* _To do_
Transcribe every line, keeping it exact.

* _Stored rows_
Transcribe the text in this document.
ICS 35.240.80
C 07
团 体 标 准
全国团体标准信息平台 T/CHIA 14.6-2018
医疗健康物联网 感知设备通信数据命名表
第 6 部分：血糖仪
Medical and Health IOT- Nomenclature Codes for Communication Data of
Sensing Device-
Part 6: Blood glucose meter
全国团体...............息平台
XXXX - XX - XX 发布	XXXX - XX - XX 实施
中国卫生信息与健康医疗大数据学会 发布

* _Exercise answer_
Transcribe the text in this document.
ICS 35.240.80
C 07
团 体 标 准
全国团体标准信息平台 T/CHIA 14.6-2018
医疗健康物联网 感知设备通信数据命名表
第 6 部分：血糖仪
Medical and Health IOT- Nomenclature Codes for Communication Data of
Sensing Device-
Part 6: Blood glucose meter
全国团体...............息平台
XXXX - XX - XX 发布	XXXX - XX - XX 实施
中国卫生信息与健康医疗大数据学会 发布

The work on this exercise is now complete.